STATED EXERCISE:
Copy every line of the data that contains the string "sauce".

++++ RAW RECORDS ++++

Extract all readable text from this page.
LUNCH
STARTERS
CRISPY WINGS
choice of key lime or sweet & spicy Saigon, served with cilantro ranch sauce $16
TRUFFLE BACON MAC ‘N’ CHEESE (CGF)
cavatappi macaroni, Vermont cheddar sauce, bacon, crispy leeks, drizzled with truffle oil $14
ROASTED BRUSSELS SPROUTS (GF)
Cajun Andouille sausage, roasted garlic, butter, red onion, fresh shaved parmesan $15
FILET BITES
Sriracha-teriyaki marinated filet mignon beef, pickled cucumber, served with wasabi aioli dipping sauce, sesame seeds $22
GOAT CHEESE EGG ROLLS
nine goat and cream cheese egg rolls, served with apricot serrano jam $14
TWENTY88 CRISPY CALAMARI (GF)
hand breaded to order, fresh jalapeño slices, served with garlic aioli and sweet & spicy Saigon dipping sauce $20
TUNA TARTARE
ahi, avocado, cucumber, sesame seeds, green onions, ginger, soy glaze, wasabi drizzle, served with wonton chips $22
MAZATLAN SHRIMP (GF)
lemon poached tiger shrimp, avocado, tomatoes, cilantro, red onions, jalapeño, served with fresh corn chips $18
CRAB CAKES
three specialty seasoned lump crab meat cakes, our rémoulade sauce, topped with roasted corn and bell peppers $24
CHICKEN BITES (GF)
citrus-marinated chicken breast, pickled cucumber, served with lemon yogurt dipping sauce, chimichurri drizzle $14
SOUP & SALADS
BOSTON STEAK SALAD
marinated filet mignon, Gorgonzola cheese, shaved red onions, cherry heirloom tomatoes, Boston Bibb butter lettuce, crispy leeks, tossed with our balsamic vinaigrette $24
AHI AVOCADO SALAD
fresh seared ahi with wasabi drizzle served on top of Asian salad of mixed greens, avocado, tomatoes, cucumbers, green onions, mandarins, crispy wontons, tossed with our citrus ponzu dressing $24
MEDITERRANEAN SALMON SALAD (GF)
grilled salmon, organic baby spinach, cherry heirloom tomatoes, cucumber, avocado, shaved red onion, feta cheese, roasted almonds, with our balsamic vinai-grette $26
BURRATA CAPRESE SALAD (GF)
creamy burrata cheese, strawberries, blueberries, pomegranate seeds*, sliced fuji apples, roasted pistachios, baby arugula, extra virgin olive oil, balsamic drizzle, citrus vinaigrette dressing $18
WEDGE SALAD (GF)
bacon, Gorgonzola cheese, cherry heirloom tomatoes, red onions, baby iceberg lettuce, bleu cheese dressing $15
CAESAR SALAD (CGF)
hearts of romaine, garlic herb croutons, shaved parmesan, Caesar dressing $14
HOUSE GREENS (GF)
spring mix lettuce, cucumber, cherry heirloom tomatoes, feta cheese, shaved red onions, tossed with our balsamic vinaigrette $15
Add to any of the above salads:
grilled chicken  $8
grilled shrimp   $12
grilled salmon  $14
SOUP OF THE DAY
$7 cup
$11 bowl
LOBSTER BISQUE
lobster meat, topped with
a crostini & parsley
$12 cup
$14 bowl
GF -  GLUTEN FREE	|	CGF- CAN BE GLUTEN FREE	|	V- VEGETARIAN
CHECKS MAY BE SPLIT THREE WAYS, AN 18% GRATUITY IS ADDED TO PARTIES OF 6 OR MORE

++++

THE OUTPUT:
choice of key lime or sweet & spicy Saigon, served with cilantro ranch sauce $16
cavatappi macaroni, Vermont cheddar sauce, bacon, crispy leeks, drizzled with truffle oil $14
Sriracha-teriyaki marinated filet mignon beef, pickled cucumber, served with wasabi aioli dipping sauce, sesame seeds $22
hand breaded to order, fresh jalapeño slices, served with garlic aioli and sweet & spicy Saigon dipping sauce $20
three specialty seasoned lump crab meat cakes, our rémoulade sauce, topped with roasted corn and bell peppers $24
citrus-marinated chicken breast, pickled cucumber, served with lemon yogurt dipping sauce, chimichurri drizzle $14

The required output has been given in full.